# THE REQUEST:
Copy, from the entries below, each line where the word "What" can be found.

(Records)
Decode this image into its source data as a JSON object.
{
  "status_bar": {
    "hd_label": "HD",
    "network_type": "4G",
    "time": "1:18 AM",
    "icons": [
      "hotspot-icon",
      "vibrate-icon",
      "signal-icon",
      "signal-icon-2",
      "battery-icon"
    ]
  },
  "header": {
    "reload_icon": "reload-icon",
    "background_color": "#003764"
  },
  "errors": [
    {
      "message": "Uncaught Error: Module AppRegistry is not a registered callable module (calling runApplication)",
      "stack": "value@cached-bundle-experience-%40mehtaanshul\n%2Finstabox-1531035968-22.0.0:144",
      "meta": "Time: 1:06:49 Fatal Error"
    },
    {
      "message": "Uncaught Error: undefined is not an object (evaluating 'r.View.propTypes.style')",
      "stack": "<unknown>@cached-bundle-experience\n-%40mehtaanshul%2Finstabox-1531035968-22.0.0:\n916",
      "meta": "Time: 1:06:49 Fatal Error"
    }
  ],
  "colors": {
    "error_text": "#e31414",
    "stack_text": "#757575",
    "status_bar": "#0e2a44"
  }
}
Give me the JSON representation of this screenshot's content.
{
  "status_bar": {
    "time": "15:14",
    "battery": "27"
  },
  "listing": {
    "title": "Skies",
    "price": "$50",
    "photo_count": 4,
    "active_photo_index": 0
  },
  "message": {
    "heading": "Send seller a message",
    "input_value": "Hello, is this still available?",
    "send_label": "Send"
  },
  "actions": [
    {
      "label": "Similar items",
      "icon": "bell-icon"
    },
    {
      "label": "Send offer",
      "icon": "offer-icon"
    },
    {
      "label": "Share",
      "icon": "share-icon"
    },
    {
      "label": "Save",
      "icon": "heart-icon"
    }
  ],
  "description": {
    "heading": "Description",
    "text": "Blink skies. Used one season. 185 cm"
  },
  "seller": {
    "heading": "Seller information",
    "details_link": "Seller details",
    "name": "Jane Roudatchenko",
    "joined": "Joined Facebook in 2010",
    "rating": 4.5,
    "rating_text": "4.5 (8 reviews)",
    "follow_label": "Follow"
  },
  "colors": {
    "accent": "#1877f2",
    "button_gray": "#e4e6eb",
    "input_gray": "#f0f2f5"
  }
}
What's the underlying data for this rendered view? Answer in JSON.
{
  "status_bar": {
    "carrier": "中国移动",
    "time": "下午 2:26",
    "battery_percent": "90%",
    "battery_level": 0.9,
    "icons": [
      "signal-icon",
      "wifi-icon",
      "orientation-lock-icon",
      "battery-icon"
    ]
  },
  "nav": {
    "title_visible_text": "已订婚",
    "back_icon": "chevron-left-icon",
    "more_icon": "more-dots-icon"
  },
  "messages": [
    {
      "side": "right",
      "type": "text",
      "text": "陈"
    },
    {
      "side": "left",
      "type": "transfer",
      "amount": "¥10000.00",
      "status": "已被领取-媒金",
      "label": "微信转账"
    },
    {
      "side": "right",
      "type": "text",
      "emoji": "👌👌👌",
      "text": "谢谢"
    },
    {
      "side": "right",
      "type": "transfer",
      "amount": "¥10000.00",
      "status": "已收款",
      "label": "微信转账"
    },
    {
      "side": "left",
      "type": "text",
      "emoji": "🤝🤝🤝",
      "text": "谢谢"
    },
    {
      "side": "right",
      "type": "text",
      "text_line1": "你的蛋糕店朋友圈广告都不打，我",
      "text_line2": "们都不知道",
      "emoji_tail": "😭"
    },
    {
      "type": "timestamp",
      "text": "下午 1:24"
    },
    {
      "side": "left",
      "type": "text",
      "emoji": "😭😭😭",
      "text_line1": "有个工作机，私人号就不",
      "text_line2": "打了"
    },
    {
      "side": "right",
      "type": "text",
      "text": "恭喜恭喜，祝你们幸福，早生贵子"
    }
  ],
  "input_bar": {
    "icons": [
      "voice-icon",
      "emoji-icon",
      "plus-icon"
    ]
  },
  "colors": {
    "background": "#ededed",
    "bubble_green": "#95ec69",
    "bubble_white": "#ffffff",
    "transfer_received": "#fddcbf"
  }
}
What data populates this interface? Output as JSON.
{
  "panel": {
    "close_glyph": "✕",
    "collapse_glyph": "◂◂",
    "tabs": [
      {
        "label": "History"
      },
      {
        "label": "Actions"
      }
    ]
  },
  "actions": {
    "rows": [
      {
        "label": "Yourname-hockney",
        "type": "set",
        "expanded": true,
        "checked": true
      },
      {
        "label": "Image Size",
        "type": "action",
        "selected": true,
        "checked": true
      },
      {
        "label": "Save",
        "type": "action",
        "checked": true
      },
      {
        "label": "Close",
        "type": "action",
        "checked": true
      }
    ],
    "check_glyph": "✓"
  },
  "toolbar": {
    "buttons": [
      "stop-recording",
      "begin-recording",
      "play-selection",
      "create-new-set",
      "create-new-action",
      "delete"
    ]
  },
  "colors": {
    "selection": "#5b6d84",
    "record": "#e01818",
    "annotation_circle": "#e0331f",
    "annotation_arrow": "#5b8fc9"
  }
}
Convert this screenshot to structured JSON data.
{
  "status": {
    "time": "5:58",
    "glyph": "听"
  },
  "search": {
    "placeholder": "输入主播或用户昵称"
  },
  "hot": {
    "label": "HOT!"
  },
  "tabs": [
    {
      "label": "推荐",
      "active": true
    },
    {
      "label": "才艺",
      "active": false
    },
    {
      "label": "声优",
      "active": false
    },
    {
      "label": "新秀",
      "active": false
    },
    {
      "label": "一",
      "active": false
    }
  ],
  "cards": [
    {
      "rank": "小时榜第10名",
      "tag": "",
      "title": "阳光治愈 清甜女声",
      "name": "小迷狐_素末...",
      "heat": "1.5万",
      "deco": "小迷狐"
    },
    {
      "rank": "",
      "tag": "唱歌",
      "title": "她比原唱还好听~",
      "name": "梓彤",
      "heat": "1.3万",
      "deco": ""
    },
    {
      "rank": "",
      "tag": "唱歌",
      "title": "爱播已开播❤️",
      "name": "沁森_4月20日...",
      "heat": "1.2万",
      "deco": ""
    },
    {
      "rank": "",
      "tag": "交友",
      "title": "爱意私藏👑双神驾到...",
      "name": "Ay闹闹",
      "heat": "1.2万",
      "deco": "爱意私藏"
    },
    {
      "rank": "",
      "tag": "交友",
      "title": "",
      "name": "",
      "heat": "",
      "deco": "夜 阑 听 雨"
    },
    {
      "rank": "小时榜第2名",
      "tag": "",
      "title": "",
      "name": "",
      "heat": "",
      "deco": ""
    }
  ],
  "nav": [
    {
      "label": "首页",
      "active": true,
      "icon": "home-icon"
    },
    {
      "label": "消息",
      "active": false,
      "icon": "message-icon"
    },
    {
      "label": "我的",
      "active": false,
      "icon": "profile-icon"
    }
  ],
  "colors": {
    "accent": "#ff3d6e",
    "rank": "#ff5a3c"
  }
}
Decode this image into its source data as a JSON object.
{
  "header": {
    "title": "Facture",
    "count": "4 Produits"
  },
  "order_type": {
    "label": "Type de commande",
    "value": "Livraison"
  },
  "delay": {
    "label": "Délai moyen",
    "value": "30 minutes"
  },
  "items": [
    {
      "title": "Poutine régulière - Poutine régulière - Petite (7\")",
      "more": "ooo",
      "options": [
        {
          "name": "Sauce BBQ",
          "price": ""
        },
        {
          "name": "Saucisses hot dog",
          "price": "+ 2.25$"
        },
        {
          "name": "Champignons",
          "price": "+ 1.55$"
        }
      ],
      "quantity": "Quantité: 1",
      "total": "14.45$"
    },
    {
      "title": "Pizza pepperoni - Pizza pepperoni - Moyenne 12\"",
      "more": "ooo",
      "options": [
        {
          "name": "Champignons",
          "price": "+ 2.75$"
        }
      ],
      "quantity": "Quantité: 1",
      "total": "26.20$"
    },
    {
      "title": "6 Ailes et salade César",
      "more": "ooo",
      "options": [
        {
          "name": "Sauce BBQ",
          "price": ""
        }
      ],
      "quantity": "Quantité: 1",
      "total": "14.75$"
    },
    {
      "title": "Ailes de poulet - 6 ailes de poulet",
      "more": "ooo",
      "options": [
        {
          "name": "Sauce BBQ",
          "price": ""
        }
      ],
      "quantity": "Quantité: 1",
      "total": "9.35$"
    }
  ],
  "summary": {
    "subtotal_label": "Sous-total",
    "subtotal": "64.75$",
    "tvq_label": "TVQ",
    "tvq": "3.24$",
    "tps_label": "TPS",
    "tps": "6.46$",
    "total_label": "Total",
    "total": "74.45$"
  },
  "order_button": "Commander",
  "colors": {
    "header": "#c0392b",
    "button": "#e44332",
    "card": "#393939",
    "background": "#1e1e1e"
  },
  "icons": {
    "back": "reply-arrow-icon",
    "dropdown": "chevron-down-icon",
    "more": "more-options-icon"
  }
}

# WORKED SOLUTION:
What's the underlying data for this rendered view? Answer in JSON.
What data populates this interface? Output as JSON.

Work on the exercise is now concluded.